> [Your objective]: Repeat every record below exactly as written.

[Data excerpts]
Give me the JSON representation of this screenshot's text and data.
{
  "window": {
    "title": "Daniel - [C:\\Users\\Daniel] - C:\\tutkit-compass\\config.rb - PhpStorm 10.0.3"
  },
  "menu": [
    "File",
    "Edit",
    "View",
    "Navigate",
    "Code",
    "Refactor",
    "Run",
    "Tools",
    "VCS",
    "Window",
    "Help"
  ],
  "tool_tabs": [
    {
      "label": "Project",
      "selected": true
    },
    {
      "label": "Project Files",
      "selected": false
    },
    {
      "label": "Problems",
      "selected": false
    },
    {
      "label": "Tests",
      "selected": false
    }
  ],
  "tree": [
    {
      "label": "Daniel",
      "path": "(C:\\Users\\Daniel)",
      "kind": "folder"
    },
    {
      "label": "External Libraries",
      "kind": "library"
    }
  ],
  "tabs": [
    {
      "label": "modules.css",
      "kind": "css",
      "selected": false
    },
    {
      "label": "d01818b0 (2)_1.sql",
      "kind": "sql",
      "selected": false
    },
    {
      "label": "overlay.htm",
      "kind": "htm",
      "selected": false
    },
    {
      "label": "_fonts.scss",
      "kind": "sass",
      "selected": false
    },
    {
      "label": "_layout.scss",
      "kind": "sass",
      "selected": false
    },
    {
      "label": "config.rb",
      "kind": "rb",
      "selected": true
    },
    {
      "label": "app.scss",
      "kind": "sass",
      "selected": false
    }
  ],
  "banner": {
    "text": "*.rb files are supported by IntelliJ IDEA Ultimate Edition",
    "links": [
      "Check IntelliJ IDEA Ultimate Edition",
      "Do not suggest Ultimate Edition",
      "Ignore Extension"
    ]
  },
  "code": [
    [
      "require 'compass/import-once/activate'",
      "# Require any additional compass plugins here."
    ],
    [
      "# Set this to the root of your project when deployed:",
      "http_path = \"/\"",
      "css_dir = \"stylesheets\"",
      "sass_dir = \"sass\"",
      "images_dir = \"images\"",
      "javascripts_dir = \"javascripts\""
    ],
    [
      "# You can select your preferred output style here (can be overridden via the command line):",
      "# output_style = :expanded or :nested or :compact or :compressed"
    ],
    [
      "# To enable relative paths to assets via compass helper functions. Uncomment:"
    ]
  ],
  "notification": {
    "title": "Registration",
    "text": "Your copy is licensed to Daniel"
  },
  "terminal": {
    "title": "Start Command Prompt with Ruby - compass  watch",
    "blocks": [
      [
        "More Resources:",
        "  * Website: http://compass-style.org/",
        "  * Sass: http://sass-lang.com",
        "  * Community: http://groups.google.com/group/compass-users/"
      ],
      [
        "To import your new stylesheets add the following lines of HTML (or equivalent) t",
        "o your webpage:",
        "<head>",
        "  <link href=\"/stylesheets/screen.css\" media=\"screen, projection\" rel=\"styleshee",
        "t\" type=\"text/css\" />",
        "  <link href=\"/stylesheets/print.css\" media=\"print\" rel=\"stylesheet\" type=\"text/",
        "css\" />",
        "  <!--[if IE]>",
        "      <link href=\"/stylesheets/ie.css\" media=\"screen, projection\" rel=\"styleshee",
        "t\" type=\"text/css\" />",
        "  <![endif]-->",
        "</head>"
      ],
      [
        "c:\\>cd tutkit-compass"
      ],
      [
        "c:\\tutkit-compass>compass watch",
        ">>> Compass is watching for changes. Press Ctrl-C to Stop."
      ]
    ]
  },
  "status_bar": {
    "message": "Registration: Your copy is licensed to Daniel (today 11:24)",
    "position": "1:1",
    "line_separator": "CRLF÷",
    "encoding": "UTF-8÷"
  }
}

> [Full output]:
Give me the JSON representation of this screenshot's text and data.
{
  "window": {
    "title": "Daniel - [C:\\Users\\Daniel] - C:\\tutkit-compass\\config.rb - PhpStorm 10.0.3"
  },
  "menu": [
    "File",
    "Edit",
    "View",
    "Navigate",
    "Code",
    "Refactor",
    "Run",
    "Tools",
    "VCS",
    "Window",
    "Help"
  ],
  "tool_tabs": [
    {
      "label": "Project",
      "selected": true
    },
    {
      "label": "Project Files",
      "selected": false
    },
    {
      "label": "Problems",
      "selected": false
    },
    {
      "label": "Tests",
      "selected": false
    }
  ],
  "tree": [
    {
      "label": "Daniel",
      "path": "(C:\\Users\\Daniel)",
      "kind": "folder"
    },
    {
      "label": "External Libraries",
      "kind": "library"
    }
  ],
  "tabs": [
    {
      "label": "modules.css",
      "kind": "css",
      "selected": false
    },
    {
      "label": "d01818b0 (2)_1.sql",
      "kind": "sql",
      "selected": false
    },
    {
      "label": "overlay.htm",
      "kind": "htm",
      "selected": false
    },
    {
      "label": "_fonts.scss",
      "kind": "sass",
      "selected": false
    },
    {
      "label": "_layout.scss",
      "kind": "sass",
      "selected": false
    },
    {
      "label": "config.rb",
      "kind": "rb",
      "selected": true
    },
    {
      "label": "app.scss",
      "kind": "sass",
      "selected": false
    }
  ],
  "banner": {
    "text": "*.rb files are supported by IntelliJ IDEA Ultimate Edition",
    "links": [
      "Check IntelliJ IDEA Ultimate Edition",
      "Do not suggest Ultimate Edition",
      "Ignore Extension"
    ]
  },
  "code": [
    [
      "require 'compass/import-once/activate'",
      "# Require any additional compass plugins here."
    ],
    [
      "# Set this to the root of your project when deployed:",
      "http_path = \"/\"",
      "css_dir = \"stylesheets\"",
      "sass_dir = \"sass\"",
      "images_dir = \"images\"",
      "javascripts_dir = \"javascripts\""
    ],
    [
      "# You can select your preferred output style here (can be overridden via the command line):",
      "# output_style = :expanded or :nested or :compact or :compressed"
    ],
    [
      "# To enable relative paths to assets via compass helper functions. Uncomment:"
    ]
  ],
  "notification": {
    "title": "Registration",
    "text": "Your copy is licensed to Daniel"
  },
  "terminal": {
    "title": "Start Command Prompt with Ruby - compass  watch",
    "blocks": [
      [
        "More Resources:",
        "  * Website: http://compass-style.org/",
        "  * Sass: http://sass-lang.com",
        "  * Community: http://groups.google.com/group/compass-users/"
      ],
      [
        "To import your new stylesheets add the following lines of HTML (or equivalent) t",
        "o your webpage:",
        "<head>",
        "  <link href=\"/stylesheets/screen.css\" media=\"screen, projection\" rel=\"styleshee",
        "t\" type=\"text/css\" />",
        "  <link href=\"/stylesheets/print.css\" media=\"print\" rel=\"stylesheet\" type=\"text/",
        "css\" />",
        "  <!--[if IE]>",
        "      <link href=\"/stylesheets/ie.css\" media=\"screen, projection\" rel=\"styleshee",
        "t\" type=\"text/css\" />",
        "  <![endif]-->",
        "</head>"
      ],
      [
        "c:\\>cd tutkit-compass"
      ],
      [
        "c:\\tutkit-compass>compass watch",
        ">>> Compass is watching for changes. Press Ctrl-C to Stop."
      ]
    ]
  },
  "status_bar": {
    "message": "Registration: Your copy is licensed to Daniel (today 11:24)",
    "position": "1:1",
    "line_separator": "CRLF÷",
    "encoding": "UTF-8÷"
  }
}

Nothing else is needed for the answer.